#### Written problem
Go through the entries below and count the lines holding the word "Советская". Reply with only the number, please.

Data records
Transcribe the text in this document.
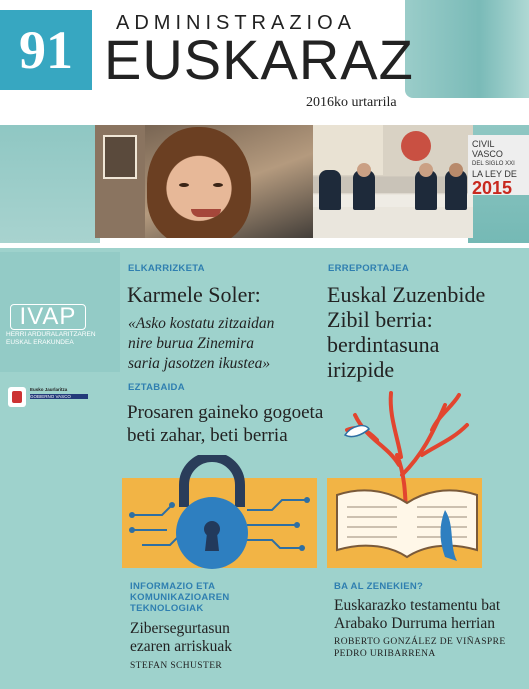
91 ADMINISTRAZIOA
EUSKARAZ
2016ko urtarrila
CIVIL
VASCO
DEL SIGLO XXI
LA LEY DE
2015
IVAP
HERRI ARDURALARITZAREN
EUSKAL ERAKUNDEA
Eusko Jaurlaritza
GOBIERNO VASCO
ELKARRIZKETA
Karmele Soler:
«Asko kostatu zitzaidan
nire burua Zinemira
saria jasotzen ikustea»
ERREPORTAJEA
Euskal Zuzenbide
Zibil berria:
berdintasuna
irizpide
EZTABAIDA
Prosaren gaineko gogoeta
beti zahar, beti berria
INFORMAZIO ETA
KOMUNIKAZIOAREN
TEKNOLOGIAK
Zibersegurtasun
ezaren arriskuak
STEFAN SCHUSTER
BA AL ZENEKIEN?
Euskarazko testamentu bat
Arabako Durruma herrian
ROBERTO GONZÁLEZ DE VIÑASPRE
PEDRO URIBARRENA
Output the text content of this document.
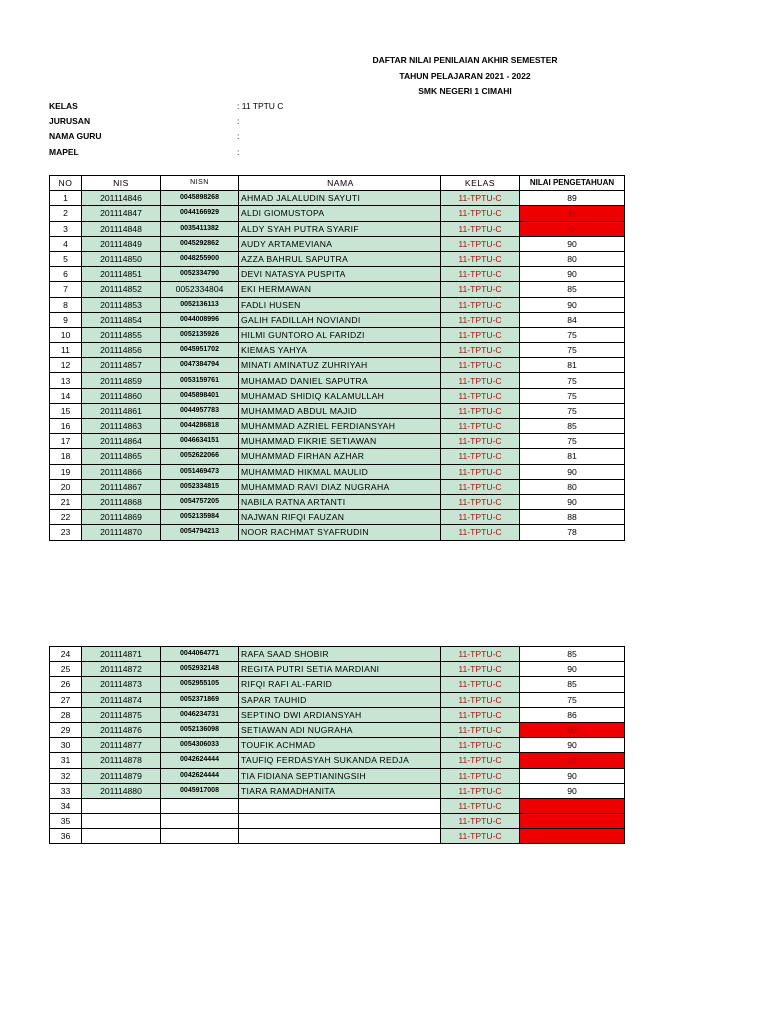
DAFTAR NILAI PENILAIAN AKHIR SEMESTER
TAHUN PELAJARAN 2021 - 2022
SMK NEGERI 1 CIMAHI
KELAS	: 11 TPTU C
JURUSAN	:
NAMA GURU	:
MAPEL	:
NO	NIS	NISN	NAMA	KELAS	NILAI PENGETAHUAN
1	201114846	0045898268	AHMAD JALALUDIN SAYUTI	11-TPTU-C	89
2	201114847	0044166929	ALDI GIOMUSTOPA	11-TPTU-C	44
3	201114848	0035411382	ALDY SYAH PUTRA SYARIF	11-TPTU-C	0
4	201114849	0045292862	AUDY ARTAMEVIANA	11-TPTU-C	90
5	201114850	0048255900	AZZA BAHRUL SAPUTRA	11-TPTU-C	80
6	201114851	0052334790	DEVI NATASYA PUSPITA	11-TPTU-C	90
7	201114852	0052334804	EKI HERMAWAN	11-TPTU-C	85
8	201114853	0052136113	FADLI HUSEN	11-TPTU-C	90
9	201114854	0044008996	GALIH FADILLAH NOVIANDI	11-TPTU-C	84
10	201114855	0052135926	HILMI GUNTORO AL FARIDZI	11-TPTU-C	75
11	201114856	0045951702	KIEMAS YAHYA	11-TPTU-C	75
12	201114857	0047384794	MINATI AMINATUZ ZUHRIYAH	11-TPTU-C	81
13	201114859	0053159761	MUHAMAD DANIEL SAPUTRA	11-TPTU-C	75
14	201114860	0045898401	MUHAMAD SHIDIQ KALAMULLAH	11-TPTU-C	75
15	201114861	0044957783	MUHAMMAD ABDUL MAJID	11-TPTU-C	75
16	201114863	0044286818	MUHAMMAD AZRIEL FERDIANSYAH	11-TPTU-C	85
17	201114864	0046634151	MUHAMMAD FIKRIE SETIAWAN	11-TPTU-C	75
18	201114865	0052622066	MUHAMMAD FIRHAN AZHAR	11-TPTU-C	81
19	201114866	0051469473	MUHAMMAD HIKMAL MAULID	11-TPTU-C	90
20	201114867	0052334815	MUHAMMAD RAVI DIAZ NUGRAHA	11-TPTU-C	80
21	201114868	0054757205	NABILA RATNA ARTANTI	11-TPTU-C	90
22	201114869	0052135984	NAJWAN RIFQI FAUZAN	11-TPTU-C	88
23	201114870	0054794213	NOOR RACHMAT SYAFRUDIN	11-TPTU-C	78
24	201114871	0044064771	RAFA SAAD SHOBIR	11-TPTU-C	85
25	201114872	0052932148	REGITA PUTRI SETIA MARDIANI	11-TPTU-C	90
26	201114873	0052955105	RIFQI RAFI AL-FARID	11-TPTU-C	85
27	201114874	0052371869	SAPAR TAUHID	11-TPTU-C	75
28	201114875	0046234731	SEPTINO DWI ARDIANSYAH	11-TPTU-C	86
29	201114876	0052136098	SETIAWAN ADI NUGRAHA	11-TPTU-C	60
30	201114877	0054306033	TOUFIK ACHMAD	11-TPTU-C	90
31	201114878	0042624444	TAUFIQ FERDASYAH SUKANDA REDJA	11-TPTU-C	28
32	201114879	0042624444	TIA FIDIANA SEPTIANINGSIH	11-TPTU-C	90
33	201114880	0045917008	TIARA RAMADHANITA	11-TPTU-C	90
34				11-TPTU-C	
35				11-TPTU-C	
36				11-TPTU-C	
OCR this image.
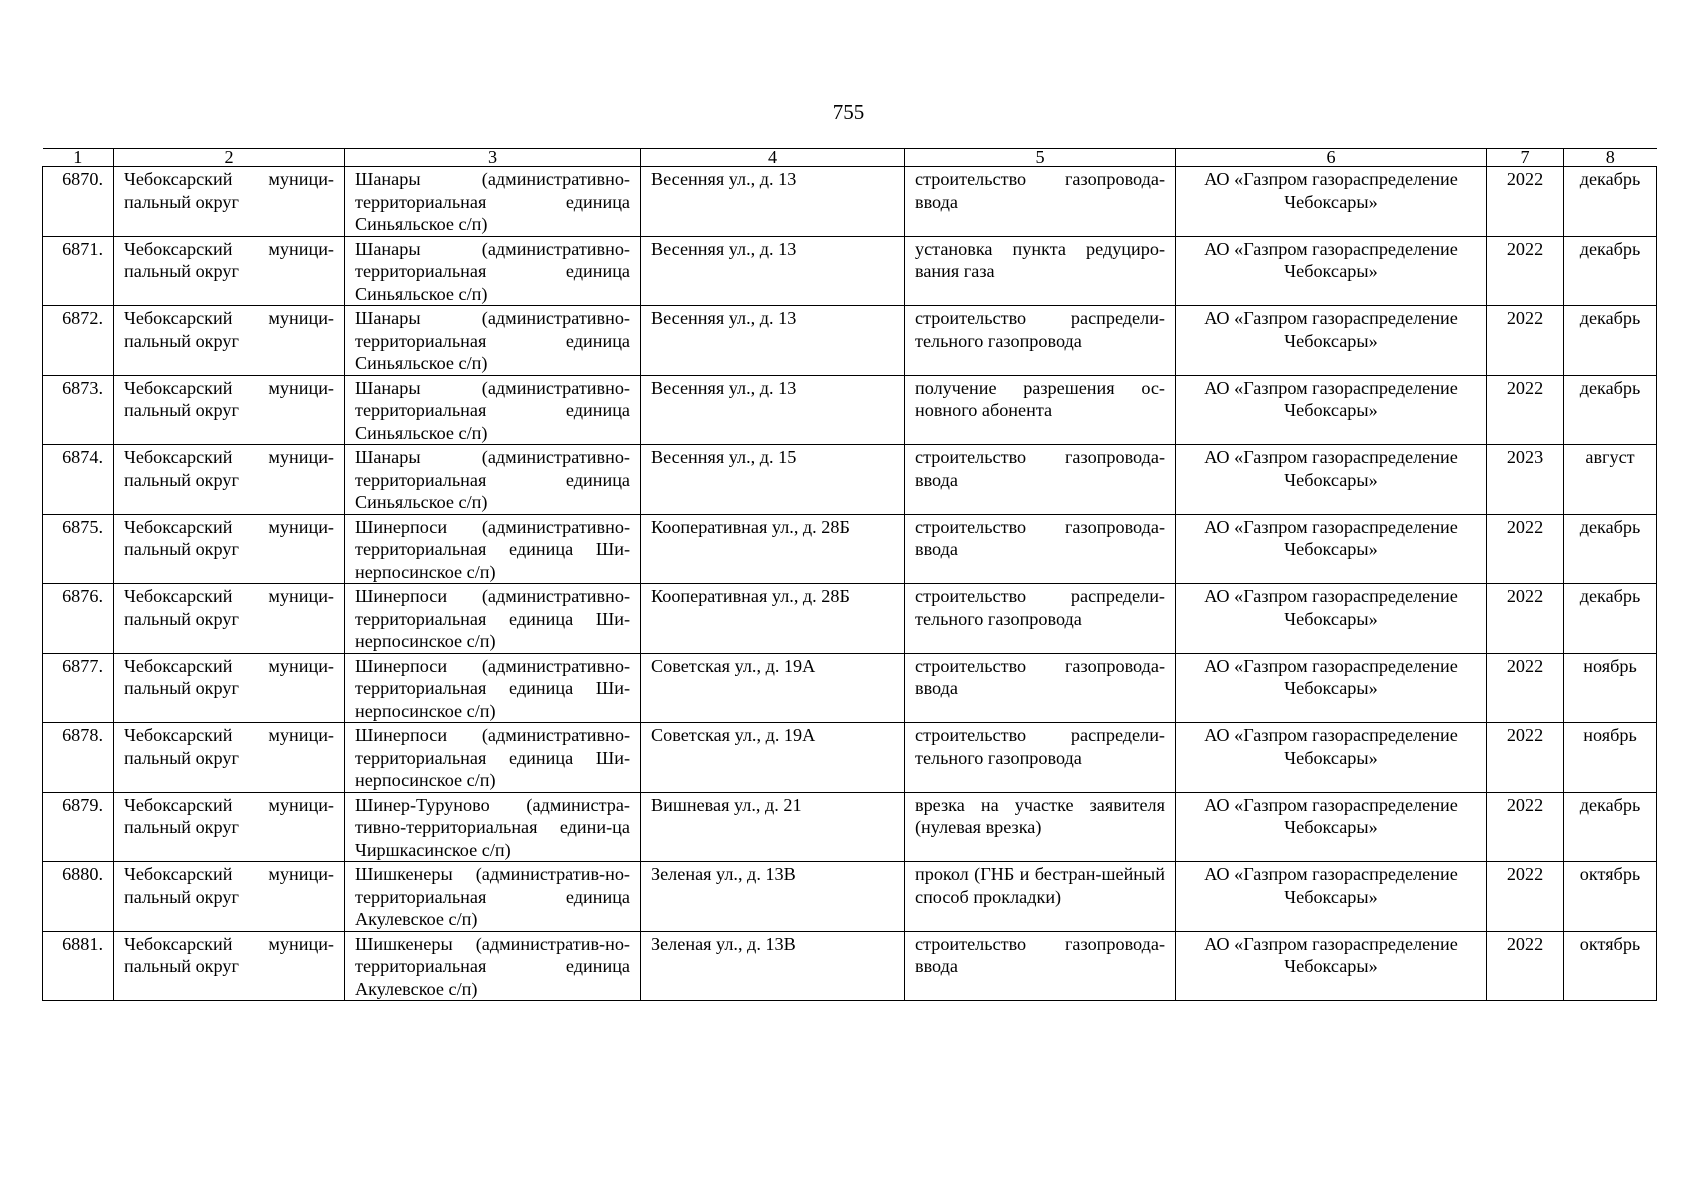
755
1	2	3	4	5	6	7	8
6870.	Чебоксарский муници-пальный округ	Шанары (административно-территориальная единица Синьяльское с/п)	Весенняя ул., д. 13	строительство газопровода-ввода	АО «Газпром газораспределение Чебоксары»	2022	декабрь
6871.	Чебоксарский муници-пальный округ	Шанары (административно-территориальная единица Синьяльское с/п)	Весенняя ул., д. 13	установка пункта редуциро-вания газа	АО «Газпром газораспределение Чебоксары»	2022	декабрь
6872.	Чебоксарский муници-пальный округ	Шанары (административно-территориальная единица Синьяльское с/п)	Весенняя ул., д. 13	строительство распредели-тельного газопровода	АО «Газпром газораспределение Чебоксары»	2022	декабрь
6873.	Чебоксарский муници-пальный округ	Шанары (административно-территориальная единица Синьяльское с/п)	Весенняя ул., д. 13	получение разрешения ос-новного абонента	АО «Газпром газораспределение Чебоксары»	2022	декабрь
6874.	Чебоксарский муници-пальный округ	Шанары (административно-территориальная единица Синьяльское с/п)	Весенняя ул., д. 15	строительство газопровода-ввода	АО «Газпром газораспределение Чебоксары»	2023	август
6875.	Чебоксарский муници-пальный округ	Шинерпоси (административно-территориальная единица Ши-нерпосинское с/п)	Кооперативная ул., д. 28Б	строительство газопровода-ввода	АО «Газпром газораспределение Чебоксары»	2022	декабрь
6876.	Чебоксарский муници-пальный округ	Шинерпоси (административно-территориальная единица Ши-нерпосинское с/п)	Кооперативная ул., д. 28Б	строительство распредели-тельного газопровода	АО «Газпром газораспределение Чебоксары»	2022	декабрь
6877.	Чебоксарский муници-пальный округ	Шинерпоси (административно-территориальная единица Ши-нерпосинское с/п)	Советская ул., д. 19А	строительство газопровода-ввода	АО «Газпром газораспределение Чебоксары»	2022	ноябрь
6878.	Чебоксарский муници-пальный округ	Шинерпоси (административно-территориальная единица Ши-нерпосинское с/п)	Советская ул., д. 19А	строительство распредели-тельного газопровода	АО «Газпром газораспределение Чебоксары»	2022	ноябрь
6879.	Чебоксарский муници-пальный округ	Шинер-Туруново (администра-тивно-территориальная едини-ца Чиршкасинское с/п)	Вишневая ул., д. 21	врезка на участке заявителя (нулевая врезка)	АО «Газпром газораспределение Чебоксары»	2022	декабрь
6880.	Чебоксарский муници-пальный округ	Шишкенеры (административ-но-территориальная единица Акулевское с/п)	Зеленая ул., д. 13В	прокол (ГНБ и бестран-шейный способ прокладки)	АО «Газпром газораспределение Чебоксары»	2022	октябрь
6881.	Чебоксарский муници-пальный округ	Шишкенеры (административ-но-территориальная единица Акулевское с/п)	Зеленая ул., д. 13В	строительство газопровода-ввода	АО «Газпром газораспределение Чебоксары»	2022	октябрь
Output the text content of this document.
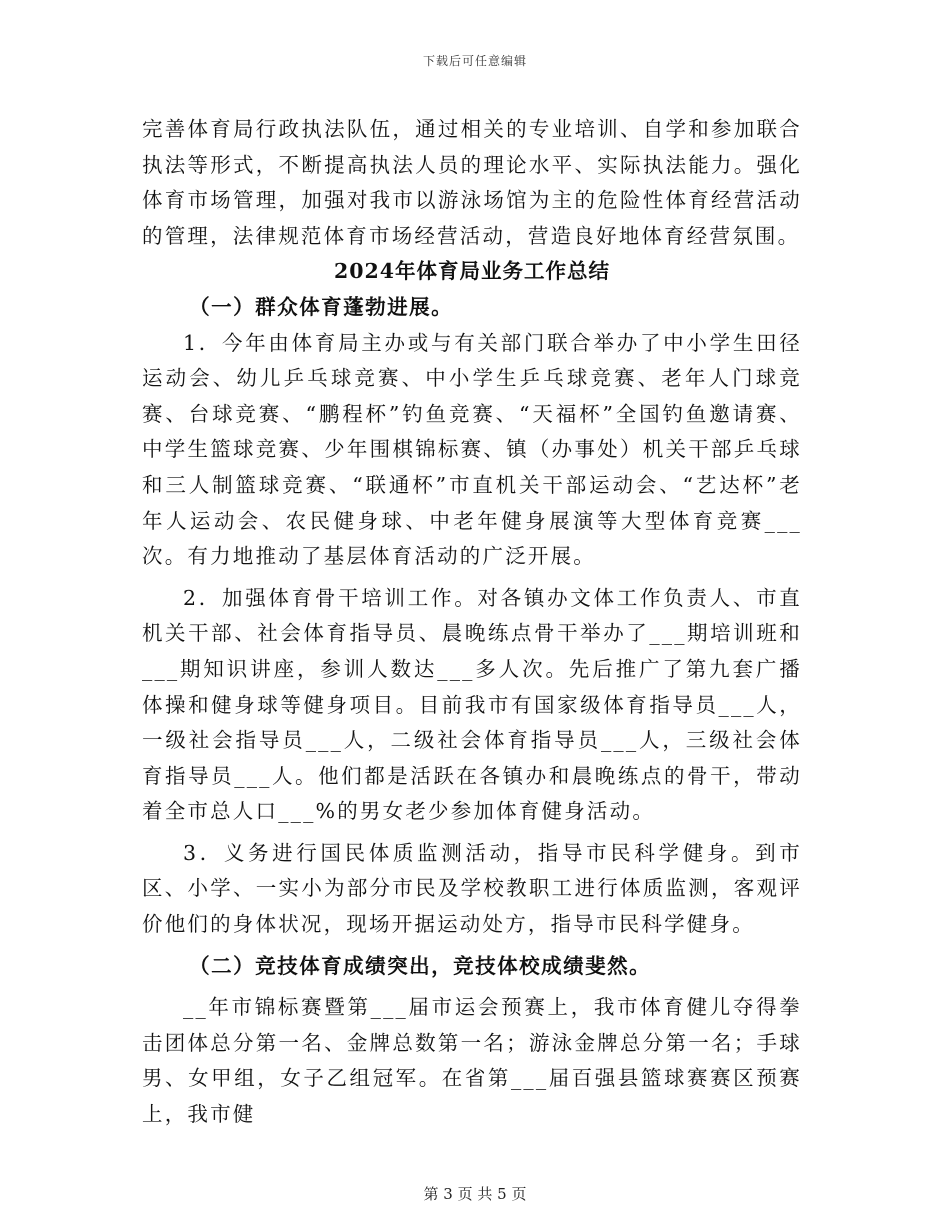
下载后可任意编辑

完善体育局行政执法队伍，通过相关的专业培训、自学和参加联合执法等形式，不断提高执法人员的理论水平、实际执法能力。强化体育市场管理，加强对我市以游泳场馆为主的危险性体育经营活动的管理，法律规范体育市场经营活动，营造良好地体育经营氛围。

2024年体育局业务工作总结

（一）群众体育蓬勃进展。

1．今年由体育局主办或与有关部门联合举办了中小学生田径运动会、幼儿乒乓球竞赛、中小学生乒乓球竞赛、老年人门球竞赛、台球竞赛、“鹏程杯”钓鱼竞赛、“天福杯”全国钓鱼邀请赛、中学生篮球竞赛、少年围棋锦标赛、镇（办事处）机关干部乒乓球和三人制篮球竞赛、“联通杯”市直机关干部运动会、“艺达杯”老年人运动会、农民健身球、中老年健身展演等大型体育竞赛___次。有力地推动了基层体育活动的广泛开展。

2．加强体育骨干培训工作。对各镇办文体工作负责人、市直机关干部、社会体育指导员、晨晚练点骨干举办了___期培训班和___期知识讲座，参训人数达___多人次。先后推广了第九套广播体操和健身球等健身项目。目前我市有国家级体育指导员___人，一级社会指导员___人，二级社会体育指导员___人，三级社会体育指导员___人。他们都是活跃在各镇办和晨晚练点的骨干，带动着全市总人口___%的男女老少参加体育健身活动。

3．义务进行国民体质监测活动，指导市民科学健身。到市区、小学、一实小为部分市民及学校教职工进行体质监测，客观评价他们的身体状况，现场开据运动处方，指导市民科学健身。

（二）竞技体育成绩突出，竞技体校成绩斐然。

__年市锦标赛暨第___届市运会预赛上，我市体育健儿夺得拳击团体总分第一名、金牌总数第一名；游泳金牌总分第一名；手球男、女甲组，女子乙组冠军。在省第___届百强县篮球赛赛区预赛上，我市健

第 3 页 共 5 页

#### Response below
2